■ **What needs to be done**
Every record that follows should be printed verbatim.
※
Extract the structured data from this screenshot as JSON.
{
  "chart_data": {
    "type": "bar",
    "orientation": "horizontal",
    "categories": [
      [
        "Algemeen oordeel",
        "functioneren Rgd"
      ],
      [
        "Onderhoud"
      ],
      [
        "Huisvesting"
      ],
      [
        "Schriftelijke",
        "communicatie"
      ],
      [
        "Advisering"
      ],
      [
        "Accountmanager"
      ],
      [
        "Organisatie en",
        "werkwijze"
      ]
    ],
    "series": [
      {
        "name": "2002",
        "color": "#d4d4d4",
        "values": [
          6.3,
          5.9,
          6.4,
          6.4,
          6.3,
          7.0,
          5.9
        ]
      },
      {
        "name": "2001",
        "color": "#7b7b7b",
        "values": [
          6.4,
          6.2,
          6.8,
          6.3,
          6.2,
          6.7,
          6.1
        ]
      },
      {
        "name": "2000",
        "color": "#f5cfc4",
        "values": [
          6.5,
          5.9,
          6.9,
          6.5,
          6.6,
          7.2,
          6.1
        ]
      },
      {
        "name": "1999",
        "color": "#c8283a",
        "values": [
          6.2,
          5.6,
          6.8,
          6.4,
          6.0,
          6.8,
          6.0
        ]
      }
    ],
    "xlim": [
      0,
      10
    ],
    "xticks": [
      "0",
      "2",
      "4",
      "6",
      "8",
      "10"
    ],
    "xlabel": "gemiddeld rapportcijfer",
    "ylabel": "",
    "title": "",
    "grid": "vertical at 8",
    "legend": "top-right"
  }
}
※
■ **Answer to the problem**
Extract the structured data from this screenshot as JSON.
{
  "chart_data": {
    "type": "bar",
    "orientation": "horizontal",
    "categories": [
      [
        "Algemeen oordeel",
        "functioneren Rgd"
      ],
      [
        "Onderhoud"
      ],
      [
        "Huisvesting"
      ],
      [
        "Schriftelijke",
        "communicatie"
      ],
      [
        "Advisering"
      ],
      [
        "Accountmanager"
      ],
      [
        "Organisatie en",
        "werkwijze"
      ]
    ],
    "series": [
      {
        "name": "2002",
        "color": "#d4d4d4",
        "values": [
          6.3,
          5.9,
          6.4,
          6.4,
          6.3,
          7.0,
          5.9
        ]
      },
      {
        "name": "2001",
        "color": "#7b7b7b",
        "values": [
          6.4,
          6.2,
          6.8,
          6.3,
          6.2,
          6.7,
          6.1
        ]
      },
      {
        "name": "2000",
        "color": "#f5cfc4",
        "values": [
          6.5,
          5.9,
          6.9,
          6.5,
          6.6,
          7.2,
          6.1
        ]
      },
      {
        "name": "1999",
        "color": "#c8283a",
        "values": [
          6.2,
          5.6,
          6.8,
          6.4,
          6.0,
          6.8,
          6.0
        ]
      }
    ],
    "xlim": [
      0,
      10
    ],
    "xticks": [
      "0",
      "2",
      "4",
      "6",
      "8",
      "10"
    ],
    "xlabel": "gemiddeld rapportcijfer",
    "ylabel": "",
    "title": "",
    "grid": "vertical at 8",
    "legend": "top-right"
  }
}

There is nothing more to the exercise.